[PROBLEM TO SOLVE]: Write the records out again exactly, leaving no images in.

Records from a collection

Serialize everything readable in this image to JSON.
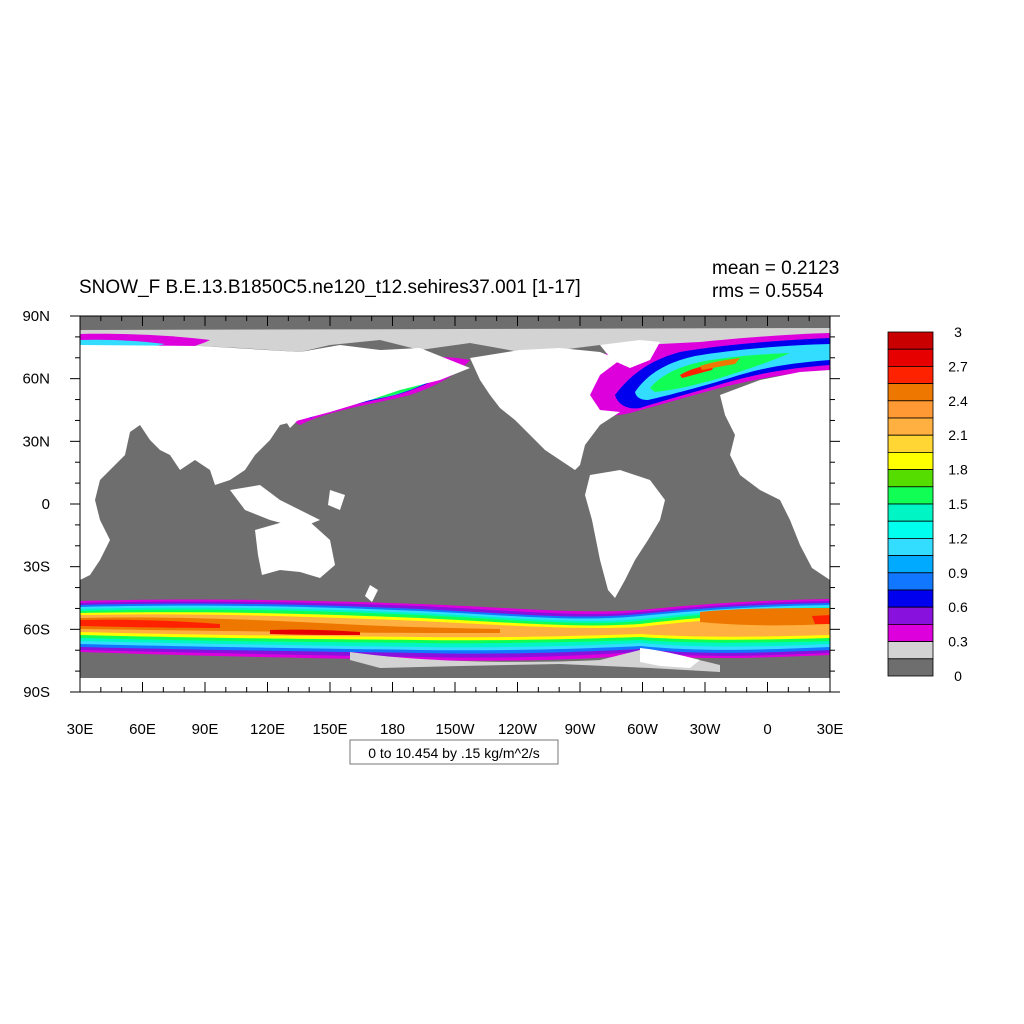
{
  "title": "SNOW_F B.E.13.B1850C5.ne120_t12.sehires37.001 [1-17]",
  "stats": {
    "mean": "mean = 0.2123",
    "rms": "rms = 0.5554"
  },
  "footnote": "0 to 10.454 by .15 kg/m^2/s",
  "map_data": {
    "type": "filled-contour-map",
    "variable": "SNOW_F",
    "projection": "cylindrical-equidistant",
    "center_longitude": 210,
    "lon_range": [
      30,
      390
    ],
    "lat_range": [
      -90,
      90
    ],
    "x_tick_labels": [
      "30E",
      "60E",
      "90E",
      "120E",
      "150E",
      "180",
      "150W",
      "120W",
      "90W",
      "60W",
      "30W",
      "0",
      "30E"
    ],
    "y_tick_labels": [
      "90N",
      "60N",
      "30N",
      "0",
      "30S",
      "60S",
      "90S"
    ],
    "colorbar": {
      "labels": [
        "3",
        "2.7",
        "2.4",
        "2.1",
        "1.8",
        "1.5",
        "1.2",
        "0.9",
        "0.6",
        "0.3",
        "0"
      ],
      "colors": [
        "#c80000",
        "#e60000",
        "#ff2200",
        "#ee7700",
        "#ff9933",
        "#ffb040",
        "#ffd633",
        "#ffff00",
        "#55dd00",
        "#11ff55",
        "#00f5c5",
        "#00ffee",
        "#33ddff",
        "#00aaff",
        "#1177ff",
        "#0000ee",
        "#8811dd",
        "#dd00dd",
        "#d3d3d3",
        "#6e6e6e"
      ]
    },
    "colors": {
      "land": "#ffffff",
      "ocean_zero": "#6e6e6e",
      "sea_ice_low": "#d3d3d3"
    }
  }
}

[SOLUTION]:
Serialize everything readable in this image to JSON.
{
  "title": "SNOW_F B.E.13.B1850C5.ne120_t12.sehires37.001 [1-17]",
  "stats": {
    "mean": "mean = 0.2123",
    "rms": "rms = 0.5554"
  },
  "footnote": "0 to 10.454 by .15 kg/m^2/s",
  "map_data": {
    "type": "filled-contour-map",
    "variable": "SNOW_F",
    "projection": "cylindrical-equidistant",
    "center_longitude": 210,
    "lon_range": [
      30,
      390
    ],
    "lat_range": [
      -90,
      90
    ],
    "x_tick_labels": [
      "30E",
      "60E",
      "90E",
      "120E",
      "150E",
      "180",
      "150W",
      "120W",
      "90W",
      "60W",
      "30W",
      "0",
      "30E"
    ],
    "y_tick_labels": [
      "90N",
      "60N",
      "30N",
      "0",
      "30S",
      "60S",
      "90S"
    ],
    "colorbar": {
      "labels": [
        "3",
        "2.7",
        "2.4",
        "2.1",
        "1.8",
        "1.5",
        "1.2",
        "0.9",
        "0.6",
        "0.3",
        "0"
      ],
      "colors": [
        "#c80000",
        "#e60000",
        "#ff2200",
        "#ee7700",
        "#ff9933",
        "#ffb040",
        "#ffd633",
        "#ffff00",
        "#55dd00",
        "#11ff55",
        "#00f5c5",
        "#00ffee",
        "#33ddff",
        "#00aaff",
        "#1177ff",
        "#0000ee",
        "#8811dd",
        "#dd00dd",
        "#d3d3d3",
        "#6e6e6e"
      ]
    },
    "colors": {
      "land": "#ffffff",
      "ocean_zero": "#6e6e6e",
      "sea_ice_low": "#d3d3d3"
    }
  }
}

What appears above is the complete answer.